Problem | Locate "Enumerate this screenshot's" in the records below, then copy its line and every following line exactly, without the pictures.
##### Task input #####
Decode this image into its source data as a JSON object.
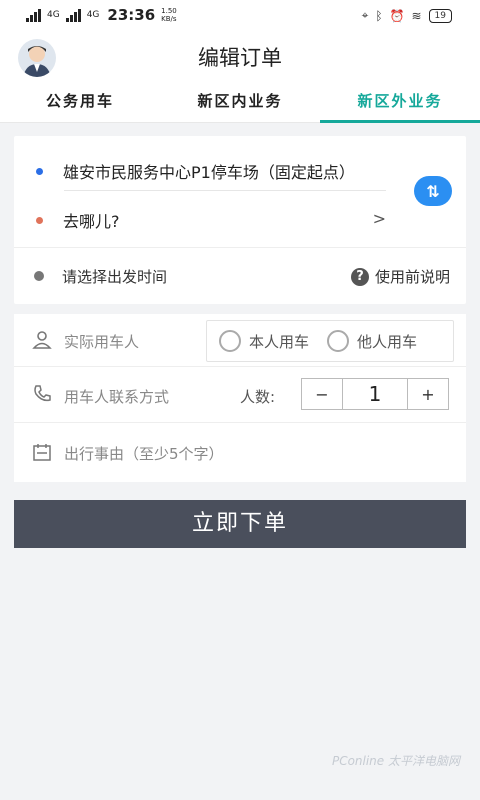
{
  "status_bar": {
    "net1": "4G",
    "net2": "4G",
    "time": "23:36",
    "speed_value": "1.50",
    "speed_unit": "KB/s",
    "battery": "19"
  },
  "header": {
    "title": "编辑订单"
  },
  "tabs": [
    {
      "label": "公务用车",
      "active": false
    },
    {
      "label": "新区内业务",
      "active": false
    },
    {
      "label": "新区外业务",
      "active": true
    }
  ],
  "route": {
    "from": "雄安市民服务中心P1停车场（固定起点）",
    "to": "去哪儿?",
    "to_arrow": ">",
    "time_placeholder": "请选择出发时间",
    "help": "使用前说明",
    "help_icon": "?"
  },
  "form": {
    "passenger_label": "实际用车人",
    "option_self": "本人用车",
    "option_other": "他人用车",
    "contact_label": "用车人联系方式",
    "count_label": "人数:",
    "minus": "−",
    "count_value": "1",
    "plus": "+",
    "reason_label": "出行事由（至少5个字）"
  },
  "submit_label": "立即下单",
  "colors": {
    "accent": "#15a89a",
    "from_dot": "#2b6ee6",
    "to_dot": "#e0735a",
    "swap": "#2b8ff2",
    "submit_bg": "#4a4f5c"
  },
  "watermark": "PConline 太平洋电脑网"
}
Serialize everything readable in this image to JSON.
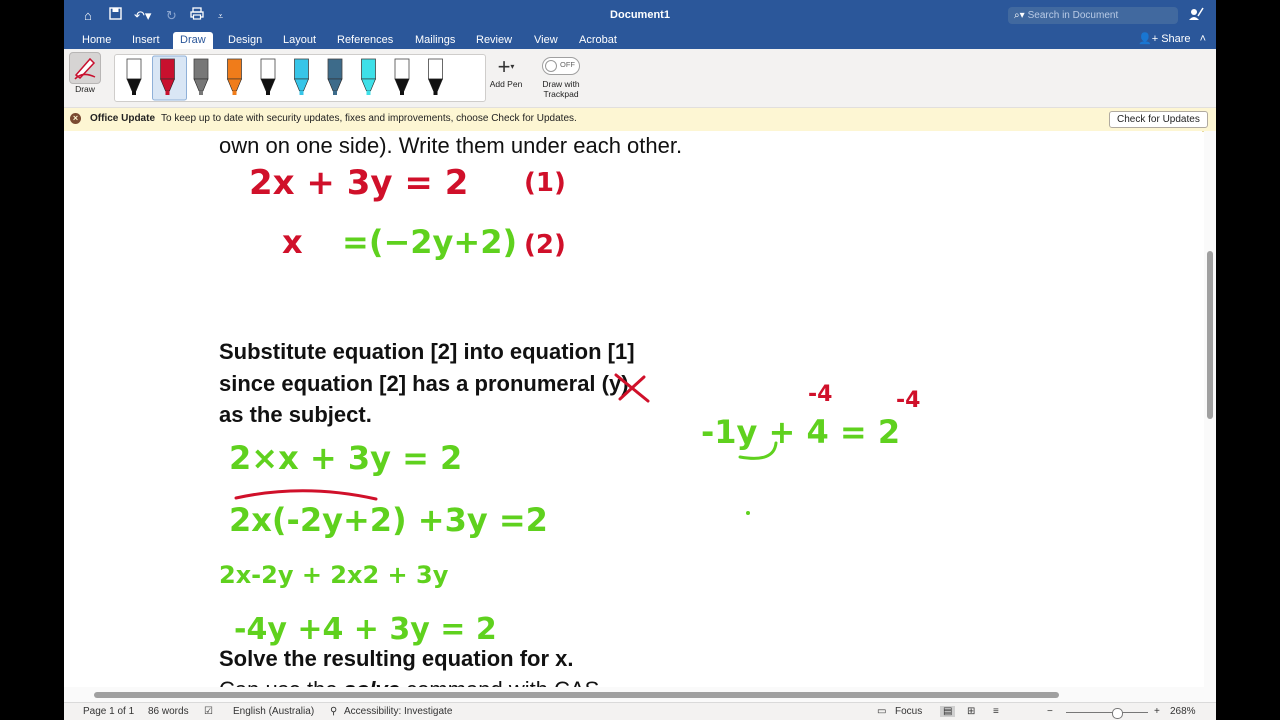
{
  "window": {
    "title": "Document1"
  },
  "search": {
    "placeholder": "Search in Document"
  },
  "tabs": [
    "Home",
    "Insert",
    "Draw",
    "Design",
    "Layout",
    "References",
    "Mailings",
    "Review",
    "View",
    "Acrobat"
  ],
  "active_tab": "Draw",
  "share_label": "Share",
  "ribbon": {
    "draw_label": "Draw",
    "add_pen_label": "Add Pen",
    "trackpad_label_1": "Draw with",
    "trackpad_label_2": "Trackpad",
    "toggle_state": "OFF",
    "pens": [
      {
        "name": "pen-black",
        "color": "#111111"
      },
      {
        "name": "pen-red",
        "color": "#c8102e"
      },
      {
        "name": "pen-gray-pencil",
        "color": "#777777"
      },
      {
        "name": "highlighter-orange",
        "color": "#f07c1a"
      },
      {
        "name": "pen-black-2",
        "color": "#111111"
      },
      {
        "name": "pen-cyan",
        "color": "#37c5e8"
      },
      {
        "name": "pen-galaxy",
        "color": "#3d6b8a"
      },
      {
        "name": "highlighter-cyan",
        "color": "#3ee0e8"
      },
      {
        "name": "pencil-black",
        "color": "#111111"
      },
      {
        "name": "pen-black-3",
        "color": "#111111"
      }
    ]
  },
  "message_bar": {
    "title": "Office Update",
    "text": "To keep up to date with security updates, fixes and improvements, choose Check for Updates.",
    "button": "Check for Updates"
  },
  "document": {
    "line1": "own on one side). Write them under each other.",
    "para2_line1": "Substitute equation [2] into equation [1]",
    "para2_line2": "since equation [2] has a pronumeral (y)",
    "para2_line3": "as the subject.",
    "line_solve": "Solve the resulting equation for x.",
    "line_cas_a": "Can use the ",
    "line_cas_b": "solve",
    "line_cas_c": " command with CAS"
  },
  "ink": {
    "red_color": "#d0102a",
    "green_color": "#5fd11e",
    "eq1": "2x + 3y = 2",
    "eq1_label": "(1)",
    "eq2_lhs": "x",
    "eq2_rhs": "=(−2y+2)",
    "eq2_label": "(2)",
    "step1": "2×x + 3y = 2",
    "step2": "2x(-2y+2) +3y =2",
    "step3": "2x-2y + 2x2 + 3y",
    "step4": "-4y +4 + 3y = 2",
    "side_eq": "-1y + 4 = 2",
    "side_sub1": "-4",
    "side_sub2": "-4"
  },
  "status": {
    "page": "Page 1 of 1",
    "words": "86 words",
    "language": "English (Australia)",
    "accessibility": "Accessibility: Investigate",
    "focus": "Focus",
    "zoom": "268%",
    "zoom_level_fraction": 0.57
  }
}
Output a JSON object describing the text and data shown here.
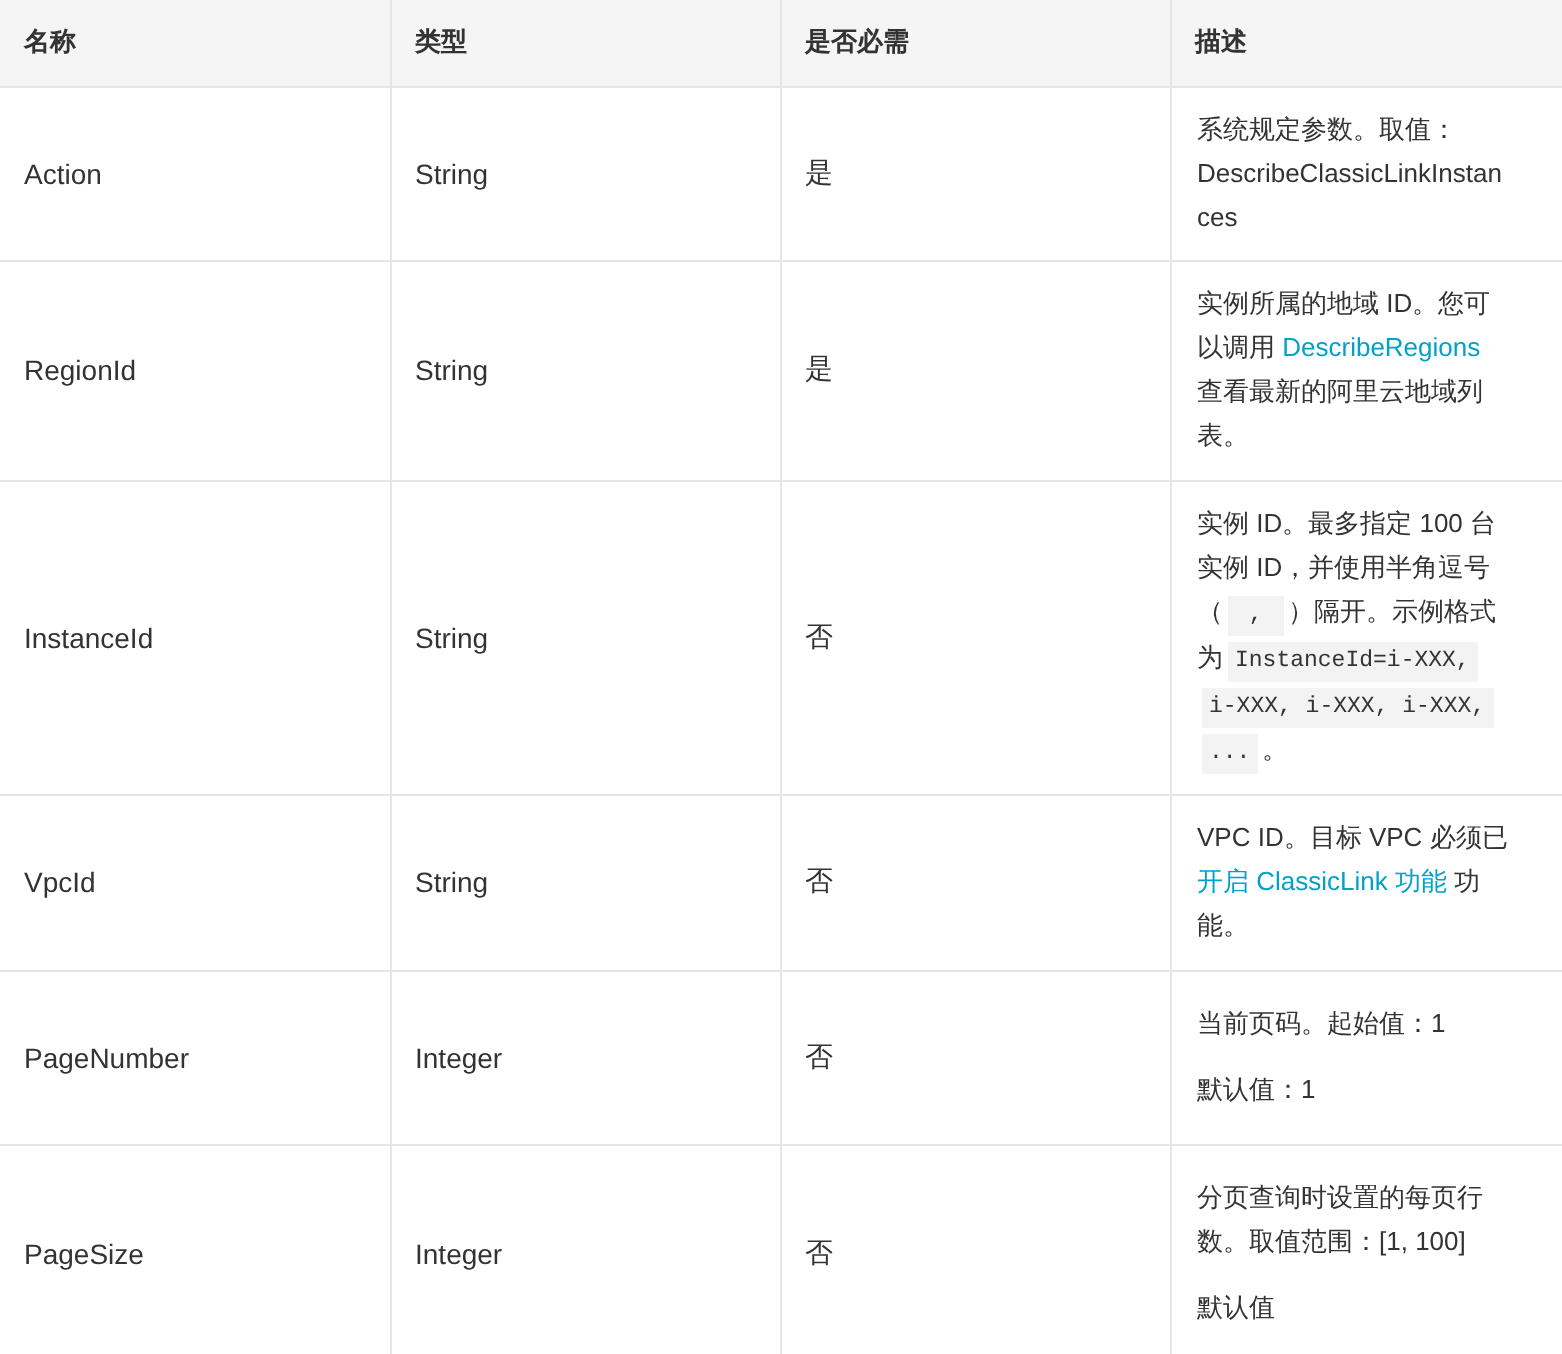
{
  "table": {
    "columns": [
      "名称",
      "类型",
      "是否必需",
      "描述"
    ],
    "rows": [
      {
        "name": "Action",
        "type": "String",
        "required": "是",
        "description": [
          [
            {
              "kind": "text",
              "text": "系统规定参数。取值：DescribeClassicLinkInstances"
            }
          ]
        ]
      },
      {
        "name": "RegionId",
        "type": "String",
        "required": "是",
        "description": [
          [
            {
              "kind": "text",
              "text": "实例所属的地域 ID。您可以调用 "
            },
            {
              "kind": "link",
              "text": "DescribeRegions"
            },
            {
              "kind": "text",
              "text": " 查看最新的阿里云地域列表。"
            }
          ]
        ]
      },
      {
        "name": "InstanceId",
        "type": "String",
        "required": "否",
        "description": [
          [
            {
              "kind": "text",
              "text": "实例 ID。最多指定 100 台实例 ID，并使用半角逗号（"
            },
            {
              "kind": "code",
              "text": " , "
            },
            {
              "kind": "text",
              "text": "）隔开。示例格式为"
            },
            {
              "kind": "code",
              "text": "InstanceId=i-XXX,"
            },
            {
              "kind": "code",
              "text": "i-XXX, i-XXX, i-XXX,"
            },
            {
              "kind": "code",
              "text": "..."
            },
            {
              "kind": "text",
              "text": "。"
            }
          ]
        ]
      },
      {
        "name": "VpcId",
        "type": "String",
        "required": "否",
        "description": [
          [
            {
              "kind": "text",
              "text": "VPC ID。目标 VPC 必须已"
            },
            {
              "kind": "link",
              "text": "开启 ClassicLink 功能"
            },
            {
              "kind": "text",
              "text": " 功能。"
            }
          ]
        ]
      },
      {
        "name": "PageNumber",
        "type": "Integer",
        "required": "否",
        "description": [
          [
            {
              "kind": "text",
              "text": "当前页码。起始值：1"
            }
          ],
          [
            {
              "kind": "text",
              "text": "默认值：1"
            }
          ]
        ]
      },
      {
        "name": "PageSize",
        "type": "Integer",
        "required": "否",
        "description": [
          [
            {
              "kind": "text",
              "text": "分页查询时设置的每页行数。取值范围：[1, 100]"
            }
          ],
          [
            {
              "kind": "text",
              "text": "默认值"
            }
          ]
        ]
      }
    ]
  }
}
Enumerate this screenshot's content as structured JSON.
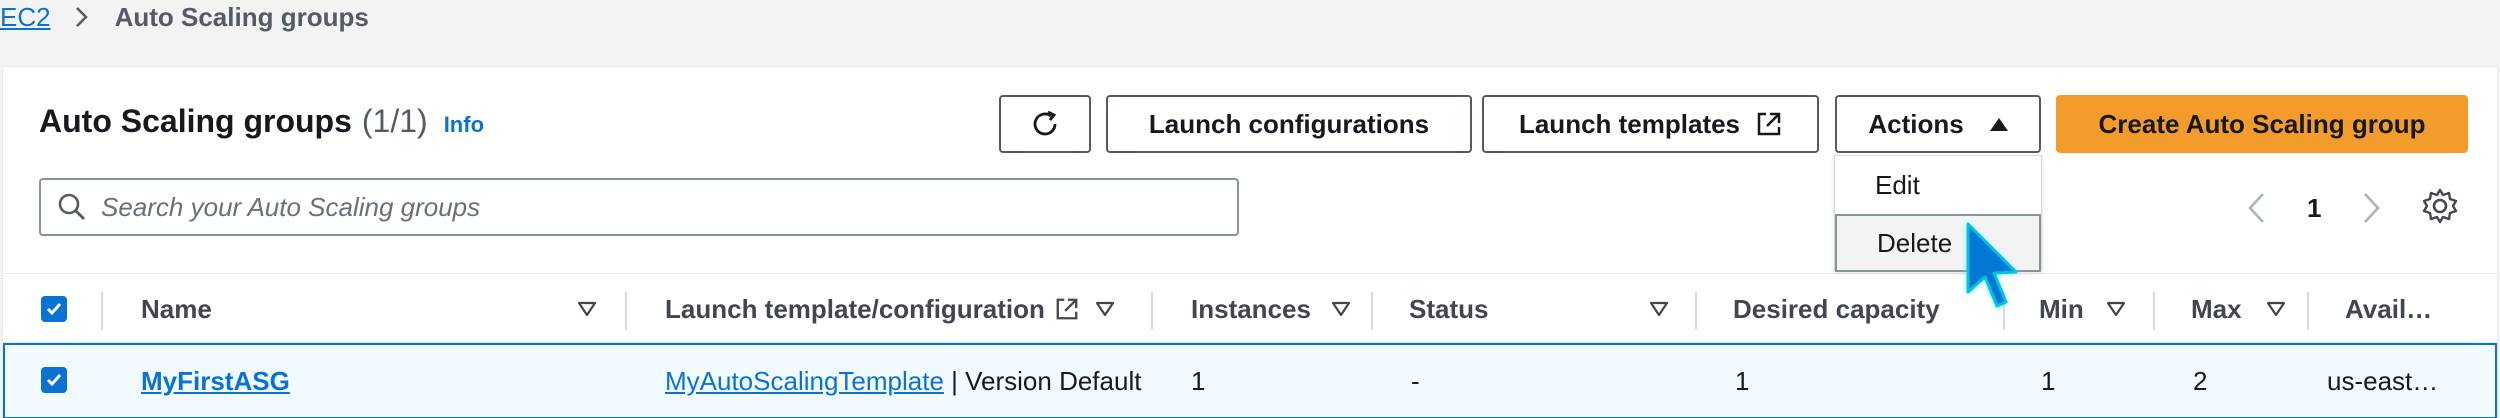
{
  "breadcrumb": {
    "root": "EC2",
    "current": "Auto Scaling groups"
  },
  "panel": {
    "title": "Auto Scaling groups",
    "count": "(1/1)",
    "info": "Info"
  },
  "toolbar": {
    "refresh_icon": "refresh-icon",
    "launch_configurations": "Launch configurations",
    "launch_templates": "Launch templates",
    "actions": "Actions",
    "create": "Create Auto Scaling group"
  },
  "actions_menu": {
    "items": [
      "Edit",
      "Delete"
    ],
    "hovered": "Delete"
  },
  "search": {
    "placeholder": "Search your Auto Scaling groups",
    "value": ""
  },
  "pagination": {
    "page": "1"
  },
  "table": {
    "columns": [
      "Name",
      "Launch template/configuration",
      "Instances",
      "Status",
      "Desired capacity",
      "Min",
      "Max",
      "Avail…"
    ],
    "rows": [
      {
        "selected": true,
        "name": "MyFirstASG",
        "launch_template": "MyAutoScalingTemplate",
        "launch_version": " | Version Default",
        "instances": "1",
        "status": "-",
        "desired_capacity": "1",
        "min": "1",
        "max": "2",
        "availability": "us-east…"
      }
    ]
  },
  "colors": {
    "link": "#0972d3",
    "primary_button": "#f39c2c",
    "selected_row": "#f1faff",
    "cursor": "#00c4e0"
  }
}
#####
Response |
Enumerate this screenshot's content as structured JSON.
{
  "breadcrumb": {
    "root": "EC2",
    "current": "Auto Scaling groups"
  },
  "panel": {
    "title": "Auto Scaling groups",
    "count": "(1/1)",
    "info": "Info"
  },
  "toolbar": {
    "refresh_icon": "refresh-icon",
    "launch_configurations": "Launch configurations",
    "launch_templates": "Launch templates",
    "actions": "Actions",
    "create": "Create Auto Scaling group"
  },
  "actions_menu": {
    "items": [
      "Edit",
      "Delete"
    ],
    "hovered": "Delete"
  },
  "search": {
    "placeholder": "Search your Auto Scaling groups",
    "value": ""
  },
  "pagination": {
    "page": "1"
  },
  "table": {
    "columns": [
      "Name",
      "Launch template/configuration",
      "Instances",
      "Status",
      "Desired capacity",
      "Min",
      "Max",
      "Avail…"
    ],
    "rows": [
      {
        "selected": true,
        "name": "MyFirstASG",
        "launch_template": "MyAutoScalingTemplate",
        "launch_version": " | Version Default",
        "instances": "1",
        "status": "-",
        "desired_capacity": "1",
        "min": "1",
        "max": "2",
        "availability": "us-east…"
      }
    ]
  },
  "colors": {
    "link": "#0972d3",
    "primary_button": "#f39c2c",
    "selected_row": "#f1faff",
    "cursor": "#00c4e0"
  }
}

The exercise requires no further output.